_Element region listings_.
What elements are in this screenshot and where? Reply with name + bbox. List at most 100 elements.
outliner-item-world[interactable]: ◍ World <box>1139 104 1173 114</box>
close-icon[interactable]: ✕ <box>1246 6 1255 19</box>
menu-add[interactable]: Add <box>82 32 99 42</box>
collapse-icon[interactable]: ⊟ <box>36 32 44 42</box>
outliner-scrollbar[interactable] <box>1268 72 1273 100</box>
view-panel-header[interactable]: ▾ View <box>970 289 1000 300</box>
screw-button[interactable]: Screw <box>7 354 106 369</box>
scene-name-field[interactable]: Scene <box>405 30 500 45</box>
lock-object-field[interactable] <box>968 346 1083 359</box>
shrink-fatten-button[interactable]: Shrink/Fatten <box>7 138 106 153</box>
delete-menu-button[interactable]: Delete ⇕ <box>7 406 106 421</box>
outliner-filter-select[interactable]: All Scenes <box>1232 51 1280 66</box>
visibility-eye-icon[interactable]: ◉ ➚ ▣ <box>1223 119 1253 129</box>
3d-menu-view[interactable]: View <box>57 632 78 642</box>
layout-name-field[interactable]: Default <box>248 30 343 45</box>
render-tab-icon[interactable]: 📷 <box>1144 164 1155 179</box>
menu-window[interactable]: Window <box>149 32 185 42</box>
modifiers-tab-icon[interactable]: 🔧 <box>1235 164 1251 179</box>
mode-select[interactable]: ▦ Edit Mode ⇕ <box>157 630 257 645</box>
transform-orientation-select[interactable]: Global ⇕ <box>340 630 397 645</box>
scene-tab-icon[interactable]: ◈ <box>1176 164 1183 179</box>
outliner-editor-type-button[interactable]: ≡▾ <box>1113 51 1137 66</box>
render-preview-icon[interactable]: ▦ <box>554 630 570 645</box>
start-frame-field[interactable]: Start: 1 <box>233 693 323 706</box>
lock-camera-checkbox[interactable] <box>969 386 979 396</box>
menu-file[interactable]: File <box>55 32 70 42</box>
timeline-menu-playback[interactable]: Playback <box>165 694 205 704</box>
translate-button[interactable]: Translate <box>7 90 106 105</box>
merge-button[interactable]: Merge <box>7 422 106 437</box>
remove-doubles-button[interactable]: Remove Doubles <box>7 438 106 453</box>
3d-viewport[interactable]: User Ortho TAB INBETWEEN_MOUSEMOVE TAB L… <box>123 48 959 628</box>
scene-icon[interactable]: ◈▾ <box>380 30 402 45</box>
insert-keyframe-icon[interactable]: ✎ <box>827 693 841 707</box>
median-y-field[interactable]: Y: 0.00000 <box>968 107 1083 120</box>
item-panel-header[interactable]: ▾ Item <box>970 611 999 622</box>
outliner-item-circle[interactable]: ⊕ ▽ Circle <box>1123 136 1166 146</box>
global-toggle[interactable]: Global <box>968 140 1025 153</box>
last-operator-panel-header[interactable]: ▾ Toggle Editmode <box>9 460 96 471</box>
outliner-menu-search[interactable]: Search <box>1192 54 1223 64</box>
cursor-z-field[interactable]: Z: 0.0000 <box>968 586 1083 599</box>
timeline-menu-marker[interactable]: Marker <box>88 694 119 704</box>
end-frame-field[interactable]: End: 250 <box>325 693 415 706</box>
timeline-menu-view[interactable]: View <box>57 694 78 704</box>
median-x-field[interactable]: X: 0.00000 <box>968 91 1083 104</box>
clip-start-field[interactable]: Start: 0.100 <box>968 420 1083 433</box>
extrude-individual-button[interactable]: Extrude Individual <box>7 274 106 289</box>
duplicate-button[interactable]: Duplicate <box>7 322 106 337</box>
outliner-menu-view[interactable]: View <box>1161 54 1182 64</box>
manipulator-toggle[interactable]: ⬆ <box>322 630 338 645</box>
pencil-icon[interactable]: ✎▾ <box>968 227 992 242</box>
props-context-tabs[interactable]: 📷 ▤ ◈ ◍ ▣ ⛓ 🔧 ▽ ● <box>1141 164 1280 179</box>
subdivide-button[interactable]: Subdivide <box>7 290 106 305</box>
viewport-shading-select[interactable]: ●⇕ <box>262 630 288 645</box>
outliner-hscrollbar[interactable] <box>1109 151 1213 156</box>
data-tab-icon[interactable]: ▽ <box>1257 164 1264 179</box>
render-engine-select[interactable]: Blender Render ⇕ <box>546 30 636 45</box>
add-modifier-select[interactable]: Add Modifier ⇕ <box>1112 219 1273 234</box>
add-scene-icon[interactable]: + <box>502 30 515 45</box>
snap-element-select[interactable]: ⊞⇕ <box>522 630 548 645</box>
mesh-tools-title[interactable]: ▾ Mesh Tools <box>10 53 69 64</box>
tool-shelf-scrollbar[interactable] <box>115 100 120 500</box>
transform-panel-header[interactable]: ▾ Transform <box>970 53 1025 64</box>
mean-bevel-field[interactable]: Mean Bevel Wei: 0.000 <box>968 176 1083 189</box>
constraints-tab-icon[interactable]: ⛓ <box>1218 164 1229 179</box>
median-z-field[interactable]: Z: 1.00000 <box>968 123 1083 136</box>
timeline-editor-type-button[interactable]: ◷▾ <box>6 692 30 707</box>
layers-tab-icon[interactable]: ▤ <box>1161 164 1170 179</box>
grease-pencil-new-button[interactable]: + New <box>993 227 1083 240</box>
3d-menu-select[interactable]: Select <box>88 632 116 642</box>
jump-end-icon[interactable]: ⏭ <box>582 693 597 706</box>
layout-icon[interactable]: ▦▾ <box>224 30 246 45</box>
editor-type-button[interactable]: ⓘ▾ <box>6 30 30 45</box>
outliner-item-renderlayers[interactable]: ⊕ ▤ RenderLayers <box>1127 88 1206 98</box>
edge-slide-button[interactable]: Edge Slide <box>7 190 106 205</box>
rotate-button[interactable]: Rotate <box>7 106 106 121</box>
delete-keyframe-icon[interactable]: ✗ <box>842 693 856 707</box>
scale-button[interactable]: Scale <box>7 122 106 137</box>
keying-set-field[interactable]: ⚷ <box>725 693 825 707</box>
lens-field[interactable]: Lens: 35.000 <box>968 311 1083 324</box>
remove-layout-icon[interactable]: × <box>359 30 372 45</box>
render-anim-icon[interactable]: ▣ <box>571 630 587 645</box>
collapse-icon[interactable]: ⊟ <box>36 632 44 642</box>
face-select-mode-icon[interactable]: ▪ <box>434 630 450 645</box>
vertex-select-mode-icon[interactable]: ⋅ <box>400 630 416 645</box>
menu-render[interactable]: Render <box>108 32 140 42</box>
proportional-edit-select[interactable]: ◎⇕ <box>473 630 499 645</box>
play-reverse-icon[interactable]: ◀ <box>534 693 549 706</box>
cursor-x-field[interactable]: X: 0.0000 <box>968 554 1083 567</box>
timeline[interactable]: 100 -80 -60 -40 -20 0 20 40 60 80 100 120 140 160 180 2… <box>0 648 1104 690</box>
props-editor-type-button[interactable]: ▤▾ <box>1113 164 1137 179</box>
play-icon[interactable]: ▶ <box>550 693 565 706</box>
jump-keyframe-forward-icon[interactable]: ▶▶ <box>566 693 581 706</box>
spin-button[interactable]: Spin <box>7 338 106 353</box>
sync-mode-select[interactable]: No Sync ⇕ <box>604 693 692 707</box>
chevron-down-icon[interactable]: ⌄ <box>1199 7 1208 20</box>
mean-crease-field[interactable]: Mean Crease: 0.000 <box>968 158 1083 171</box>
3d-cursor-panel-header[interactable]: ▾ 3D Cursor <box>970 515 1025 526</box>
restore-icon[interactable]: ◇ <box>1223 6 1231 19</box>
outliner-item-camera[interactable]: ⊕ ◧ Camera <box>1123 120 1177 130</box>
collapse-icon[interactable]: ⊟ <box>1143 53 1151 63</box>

_Prompt_. Copy out every line of the records above without any change.

_Problem solution_.
What elements are in this screenshot and where? Reply with name + bbox. List at most 100 elements.
outliner-item-world[interactable]: ◍ World <box>1139 104 1173 114</box>
close-icon[interactable]: ✕ <box>1246 6 1255 19</box>
menu-add[interactable]: Add <box>82 32 99 42</box>
collapse-icon[interactable]: ⊟ <box>36 32 44 42</box>
outliner-scrollbar[interactable] <box>1268 72 1273 100</box>
view-panel-header[interactable]: ▾ View <box>970 289 1000 300</box>
screw-button[interactable]: Screw <box>7 354 106 369</box>
scene-name-field[interactable]: Scene <box>405 30 500 45</box>
lock-object-field[interactable] <box>968 346 1083 359</box>
shrink-fatten-button[interactable]: Shrink/Fatten <box>7 138 106 153</box>
delete-menu-button[interactable]: Delete ⇕ <box>7 406 106 421</box>
outliner-filter-select[interactable]: All Scenes <box>1232 51 1280 66</box>
visibility-eye-icon[interactable]: ◉ ➚ ▣ <box>1223 119 1253 129</box>
3d-menu-view[interactable]: View <box>57 632 78 642</box>
layout-name-field[interactable]: Default <box>248 30 343 45</box>
render-tab-icon[interactable]: 📷 <box>1144 164 1155 179</box>
menu-window[interactable]: Window <box>149 32 185 42</box>
modifiers-tab-icon[interactable]: 🔧 <box>1235 164 1251 179</box>
mode-select[interactable]: ▦ Edit Mode ⇕ <box>157 630 257 645</box>
transform-orientation-select[interactable]: Global ⇕ <box>340 630 397 645</box>
scene-tab-icon[interactable]: ◈ <box>1176 164 1183 179</box>
outliner-editor-type-button[interactable]: ≡▾ <box>1113 51 1137 66</box>
render-preview-icon[interactable]: ▦ <box>554 630 570 645</box>
start-frame-field[interactable]: Start: 1 <box>233 693 323 706</box>
lock-camera-checkbox[interactable] <box>969 386 979 396</box>
menu-file[interactable]: File <box>55 32 70 42</box>
timeline-menu-playback[interactable]: Playback <box>165 694 205 704</box>
translate-button[interactable]: Translate <box>7 90 106 105</box>
merge-button[interactable]: Merge <box>7 422 106 437</box>
remove-doubles-button[interactable]: Remove Doubles <box>7 438 106 453</box>
3d-viewport[interactable]: User Ortho TAB INBETWEEN_MOUSEMOVE TAB L… <box>123 48 959 628</box>
scene-icon[interactable]: ◈▾ <box>380 30 402 45</box>
insert-keyframe-icon[interactable]: ✎ <box>827 693 841 707</box>
median-y-field[interactable]: Y: 0.00000 <box>968 107 1083 120</box>
item-panel-header[interactable]: ▾ Item <box>970 611 999 622</box>
outliner-item-circle[interactable]: ⊕ ▽ Circle <box>1123 136 1166 146</box>
global-toggle[interactable]: Global <box>968 140 1025 153</box>
last-operator-panel-header[interactable]: ▾ Toggle Editmode <box>9 460 96 471</box>
outliner-menu-search[interactable]: Search <box>1192 54 1223 64</box>
cursor-z-field[interactable]: Z: 0.0000 <box>968 586 1083 599</box>
timeline-menu-marker[interactable]: Marker <box>88 694 119 704</box>
end-frame-field[interactable]: End: 250 <box>325 693 415 706</box>
timeline-menu-view[interactable]: View <box>57 694 78 704</box>
median-x-field[interactable]: X: 0.00000 <box>968 91 1083 104</box>
clip-start-field[interactable]: Start: 0.100 <box>968 420 1083 433</box>
extrude-individual-button[interactable]: Extrude Individual <box>7 274 106 289</box>
duplicate-button[interactable]: Duplicate <box>7 322 106 337</box>
outliner-menu-view[interactable]: View <box>1161 54 1182 64</box>
manipulator-toggle[interactable]: ⬆ <box>322 630 338 645</box>
pencil-icon[interactable]: ✎▾ <box>968 227 992 242</box>
props-context-tabs[interactable]: 📷 ▤ ◈ ◍ ▣ ⛓ 🔧 ▽ ● <box>1141 164 1280 179</box>
subdivide-button[interactable]: Subdivide <box>7 290 106 305</box>
viewport-shading-select[interactable]: ●⇕ <box>262 630 288 645</box>
outliner-hscrollbar[interactable] <box>1109 151 1213 156</box>
data-tab-icon[interactable]: ▽ <box>1257 164 1264 179</box>
render-engine-select[interactable]: Blender Render ⇕ <box>546 30 636 45</box>
add-modifier-select[interactable]: Add Modifier ⇕ <box>1112 219 1273 234</box>
add-scene-icon[interactable]: + <box>502 30 515 45</box>
snap-element-select[interactable]: ⊞⇕ <box>522 630 548 645</box>
mesh-tools-title[interactable]: ▾ Mesh Tools <box>10 53 69 64</box>
tool-shelf-scrollbar[interactable] <box>115 100 120 500</box>
transform-panel-header[interactable]: ▾ Transform <box>970 53 1025 64</box>
mean-bevel-field[interactable]: Mean Bevel Wei: 0.000 <box>968 176 1083 189</box>
constraints-tab-icon[interactable]: ⛓ <box>1218 164 1229 179</box>
median-z-field[interactable]: Z: 1.00000 <box>968 123 1083 136</box>
timeline-editor-type-button[interactable]: ◷▾ <box>6 692 30 707</box>
layers-tab-icon[interactable]: ▤ <box>1161 164 1170 179</box>
grease-pencil-new-button[interactable]: + New <box>993 227 1083 240</box>
3d-menu-select[interactable]: Select <box>88 632 116 642</box>
jump-end-icon[interactable]: ⏭ <box>582 693 597 706</box>
layout-icon[interactable]: ▦▾ <box>224 30 246 45</box>
editor-type-button[interactable]: ⓘ▾ <box>6 30 30 45</box>
outliner-item-renderlayers[interactable]: ⊕ ▤ RenderLayers <box>1127 88 1206 98</box>
edge-slide-button[interactable]: Edge Slide <box>7 190 106 205</box>
rotate-button[interactable]: Rotate <box>7 106 106 121</box>
delete-keyframe-icon[interactable]: ✗ <box>842 693 856 707</box>
scale-button[interactable]: Scale <box>7 122 106 137</box>
keying-set-field[interactable]: ⚷ <box>725 693 825 707</box>
lens-field[interactable]: Lens: 35.000 <box>968 311 1083 324</box>
remove-layout-icon[interactable]: × <box>359 30 372 45</box>
render-anim-icon[interactable]: ▣ <box>571 630 587 645</box>
collapse-icon[interactable]: ⊟ <box>36 632 44 642</box>
face-select-mode-icon[interactable]: ▪ <box>434 630 450 645</box>
vertex-select-mode-icon[interactable]: ⋅ <box>400 630 416 645</box>
menu-render[interactable]: Render <box>108 32 140 42</box>
proportional-edit-select[interactable]: ◎⇕ <box>473 630 499 645</box>
play-reverse-icon[interactable]: ◀ <box>534 693 549 706</box>
cursor-x-field[interactable]: X: 0.0000 <box>968 554 1083 567</box>
timeline[interactable]: 100 -80 -60 -40 -20 0 20 40 60 80 100 120 140 160 180 2… <box>0 648 1104 690</box>
props-editor-type-button[interactable]: ▤▾ <box>1113 164 1137 179</box>
play-icon[interactable]: ▶ <box>550 693 565 706</box>
jump-keyframe-forward-icon[interactable]: ▶▶ <box>566 693 581 706</box>
spin-button[interactable]: Spin <box>7 338 106 353</box>
sync-mode-select[interactable]: No Sync ⇕ <box>604 693 692 707</box>
chevron-down-icon[interactable]: ⌄ <box>1199 7 1208 20</box>
mean-crease-field[interactable]: Mean Crease: 0.000 <box>968 158 1083 171</box>
3d-cursor-panel-header[interactable]: ▾ 3D Cursor <box>970 515 1025 526</box>
restore-icon[interactable]: ◇ <box>1223 6 1231 19</box>
outliner-item-camera[interactable]: ⊕ ◧ Camera <box>1123 120 1177 130</box>
collapse-icon[interactable]: ⊟ <box>1143 53 1151 63</box>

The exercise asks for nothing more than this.